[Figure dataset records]
◆ ◆ ◆ ◆ ◆ ◆ ◆
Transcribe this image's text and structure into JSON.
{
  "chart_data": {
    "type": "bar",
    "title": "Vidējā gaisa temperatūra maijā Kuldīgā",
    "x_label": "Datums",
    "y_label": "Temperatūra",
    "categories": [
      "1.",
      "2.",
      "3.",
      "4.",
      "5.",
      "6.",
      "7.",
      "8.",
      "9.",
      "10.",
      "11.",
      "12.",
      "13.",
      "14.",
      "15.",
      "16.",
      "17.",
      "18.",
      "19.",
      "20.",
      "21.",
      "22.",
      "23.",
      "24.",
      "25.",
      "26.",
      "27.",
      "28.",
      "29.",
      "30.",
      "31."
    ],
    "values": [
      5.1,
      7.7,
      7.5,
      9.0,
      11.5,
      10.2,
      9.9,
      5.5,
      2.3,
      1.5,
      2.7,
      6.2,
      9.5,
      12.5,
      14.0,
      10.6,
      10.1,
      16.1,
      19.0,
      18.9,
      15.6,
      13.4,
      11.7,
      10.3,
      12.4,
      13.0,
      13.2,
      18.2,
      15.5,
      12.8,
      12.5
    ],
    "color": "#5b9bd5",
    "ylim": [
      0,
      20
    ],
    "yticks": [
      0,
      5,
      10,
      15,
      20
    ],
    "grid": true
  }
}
◆ ◆ ◆ ◆ ◆ ◆ ◆
**Your goal**
Write every entry out again exactly.

**Result of the task**
Transcribe this image's text and structure into JSON.
{
  "chart_data": {
    "type": "bar",
    "title": "Vidējā gaisa temperatūra maijā Kuldīgā",
    "x_label": "Datums",
    "y_label": "Temperatūra",
    "categories": [
      "1.",
      "2.",
      "3.",
      "4.",
      "5.",
      "6.",
      "7.",
      "8.",
      "9.",
      "10.",
      "11.",
      "12.",
      "13.",
      "14.",
      "15.",
      "16.",
      "17.",
      "18.",
      "19.",
      "20.",
      "21.",
      "22.",
      "23.",
      "24.",
      "25.",
      "26.",
      "27.",
      "28.",
      "29.",
      "30.",
      "31."
    ],
    "values": [
      5.1,
      7.7,
      7.5,
      9.0,
      11.5,
      10.2,
      9.9,
      5.5,
      2.3,
      1.5,
      2.7,
      6.2,
      9.5,
      12.5,
      14.0,
      10.6,
      10.1,
      16.1,
      19.0,
      18.9,
      15.6,
      13.4,
      11.7,
      10.3,
      12.4,
      13.0,
      13.2,
      18.2,
      15.5,
      12.8,
      12.5
    ],
    "color": "#5b9bd5",
    "ylim": [
      0,
      20
    ],
    "yticks": [
      0,
      5,
      10,
      15,
      20
    ],
    "grid": true
  }
}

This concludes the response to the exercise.